* **WHAT YOU HAVE TO DO**:
Listed below are entries; give the number of lines among them that include "伪原创修正", and only that number.

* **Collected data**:
[Start]

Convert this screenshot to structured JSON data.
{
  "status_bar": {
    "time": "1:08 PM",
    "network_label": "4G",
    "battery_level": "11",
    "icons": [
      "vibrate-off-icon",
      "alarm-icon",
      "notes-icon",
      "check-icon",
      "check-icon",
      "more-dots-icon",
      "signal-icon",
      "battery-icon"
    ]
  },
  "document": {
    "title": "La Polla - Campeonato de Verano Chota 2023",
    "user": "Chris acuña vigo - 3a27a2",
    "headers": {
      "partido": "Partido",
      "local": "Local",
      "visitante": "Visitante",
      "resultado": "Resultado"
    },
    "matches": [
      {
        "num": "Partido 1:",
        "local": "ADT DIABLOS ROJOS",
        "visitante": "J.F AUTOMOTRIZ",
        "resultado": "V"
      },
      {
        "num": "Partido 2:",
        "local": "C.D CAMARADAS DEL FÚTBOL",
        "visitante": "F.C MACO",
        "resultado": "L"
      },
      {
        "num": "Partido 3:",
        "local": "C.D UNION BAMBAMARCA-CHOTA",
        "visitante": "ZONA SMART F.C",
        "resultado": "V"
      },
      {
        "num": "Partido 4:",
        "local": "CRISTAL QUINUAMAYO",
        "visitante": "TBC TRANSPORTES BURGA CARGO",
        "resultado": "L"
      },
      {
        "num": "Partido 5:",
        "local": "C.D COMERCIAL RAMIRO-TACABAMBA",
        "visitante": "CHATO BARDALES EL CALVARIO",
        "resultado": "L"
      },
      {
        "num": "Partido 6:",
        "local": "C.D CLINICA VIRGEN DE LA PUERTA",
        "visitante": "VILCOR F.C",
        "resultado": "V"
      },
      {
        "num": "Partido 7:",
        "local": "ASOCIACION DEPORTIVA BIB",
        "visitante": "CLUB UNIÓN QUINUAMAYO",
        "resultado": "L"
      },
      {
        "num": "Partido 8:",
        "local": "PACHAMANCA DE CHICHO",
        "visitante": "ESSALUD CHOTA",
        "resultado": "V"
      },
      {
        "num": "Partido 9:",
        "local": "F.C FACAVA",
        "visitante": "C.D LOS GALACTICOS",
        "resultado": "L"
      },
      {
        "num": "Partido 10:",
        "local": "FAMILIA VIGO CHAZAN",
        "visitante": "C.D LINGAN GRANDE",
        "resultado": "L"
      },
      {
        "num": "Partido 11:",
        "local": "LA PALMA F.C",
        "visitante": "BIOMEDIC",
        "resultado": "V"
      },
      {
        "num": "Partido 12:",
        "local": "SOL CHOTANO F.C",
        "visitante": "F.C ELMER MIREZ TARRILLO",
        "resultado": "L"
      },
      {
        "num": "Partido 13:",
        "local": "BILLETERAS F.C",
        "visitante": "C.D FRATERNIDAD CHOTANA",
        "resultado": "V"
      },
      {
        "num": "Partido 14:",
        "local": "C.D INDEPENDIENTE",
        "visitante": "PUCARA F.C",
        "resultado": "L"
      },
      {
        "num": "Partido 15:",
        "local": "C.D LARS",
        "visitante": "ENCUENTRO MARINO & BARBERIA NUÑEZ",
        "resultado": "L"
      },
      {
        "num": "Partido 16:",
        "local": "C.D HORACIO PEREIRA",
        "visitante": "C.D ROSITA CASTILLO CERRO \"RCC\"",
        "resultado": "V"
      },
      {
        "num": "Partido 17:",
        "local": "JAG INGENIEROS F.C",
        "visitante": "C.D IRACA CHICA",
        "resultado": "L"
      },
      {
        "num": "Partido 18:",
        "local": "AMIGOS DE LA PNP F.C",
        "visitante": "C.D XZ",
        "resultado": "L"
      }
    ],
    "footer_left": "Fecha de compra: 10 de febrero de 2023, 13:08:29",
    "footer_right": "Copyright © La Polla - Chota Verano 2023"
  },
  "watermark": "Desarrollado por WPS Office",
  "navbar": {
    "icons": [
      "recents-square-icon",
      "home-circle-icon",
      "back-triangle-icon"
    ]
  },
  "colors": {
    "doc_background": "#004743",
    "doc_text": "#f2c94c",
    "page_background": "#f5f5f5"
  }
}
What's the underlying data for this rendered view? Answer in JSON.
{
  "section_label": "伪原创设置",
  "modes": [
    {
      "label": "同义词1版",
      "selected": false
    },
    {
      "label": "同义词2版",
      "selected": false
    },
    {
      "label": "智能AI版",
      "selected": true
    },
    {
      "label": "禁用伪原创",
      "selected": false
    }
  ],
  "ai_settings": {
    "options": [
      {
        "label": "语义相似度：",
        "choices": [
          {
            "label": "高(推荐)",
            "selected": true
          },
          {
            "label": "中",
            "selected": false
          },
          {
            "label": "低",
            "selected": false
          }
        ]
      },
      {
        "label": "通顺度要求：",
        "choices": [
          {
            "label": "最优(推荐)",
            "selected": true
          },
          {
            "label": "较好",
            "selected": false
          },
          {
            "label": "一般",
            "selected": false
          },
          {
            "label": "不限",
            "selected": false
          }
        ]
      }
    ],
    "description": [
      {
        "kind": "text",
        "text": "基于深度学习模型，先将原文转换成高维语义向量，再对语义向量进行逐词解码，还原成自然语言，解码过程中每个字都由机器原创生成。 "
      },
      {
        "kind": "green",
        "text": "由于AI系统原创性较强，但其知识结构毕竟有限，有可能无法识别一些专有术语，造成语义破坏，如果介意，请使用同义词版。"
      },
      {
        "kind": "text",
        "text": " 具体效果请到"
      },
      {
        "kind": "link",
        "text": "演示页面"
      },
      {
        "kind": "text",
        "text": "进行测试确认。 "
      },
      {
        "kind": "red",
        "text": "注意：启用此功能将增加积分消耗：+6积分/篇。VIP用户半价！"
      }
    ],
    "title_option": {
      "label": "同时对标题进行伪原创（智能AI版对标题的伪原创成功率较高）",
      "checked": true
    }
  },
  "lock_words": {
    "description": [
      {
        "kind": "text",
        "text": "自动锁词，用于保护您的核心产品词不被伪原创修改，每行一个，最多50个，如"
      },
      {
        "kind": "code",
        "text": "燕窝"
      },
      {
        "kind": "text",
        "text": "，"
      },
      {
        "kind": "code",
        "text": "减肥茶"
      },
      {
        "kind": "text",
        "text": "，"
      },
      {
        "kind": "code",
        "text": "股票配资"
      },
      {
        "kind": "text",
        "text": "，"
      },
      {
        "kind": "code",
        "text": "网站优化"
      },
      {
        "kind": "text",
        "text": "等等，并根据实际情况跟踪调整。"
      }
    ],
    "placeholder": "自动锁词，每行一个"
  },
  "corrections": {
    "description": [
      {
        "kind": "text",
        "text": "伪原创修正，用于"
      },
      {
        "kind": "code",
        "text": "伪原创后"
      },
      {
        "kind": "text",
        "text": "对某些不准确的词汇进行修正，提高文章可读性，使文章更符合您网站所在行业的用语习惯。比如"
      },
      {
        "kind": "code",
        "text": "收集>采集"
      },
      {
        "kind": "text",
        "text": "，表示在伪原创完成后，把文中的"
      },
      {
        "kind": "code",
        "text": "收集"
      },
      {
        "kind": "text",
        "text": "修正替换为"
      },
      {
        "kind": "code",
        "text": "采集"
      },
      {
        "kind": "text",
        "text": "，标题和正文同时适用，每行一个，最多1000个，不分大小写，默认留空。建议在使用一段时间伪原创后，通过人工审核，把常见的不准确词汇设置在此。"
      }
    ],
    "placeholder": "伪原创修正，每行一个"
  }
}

[End]

* **EXERCISE RESPONSE**:
2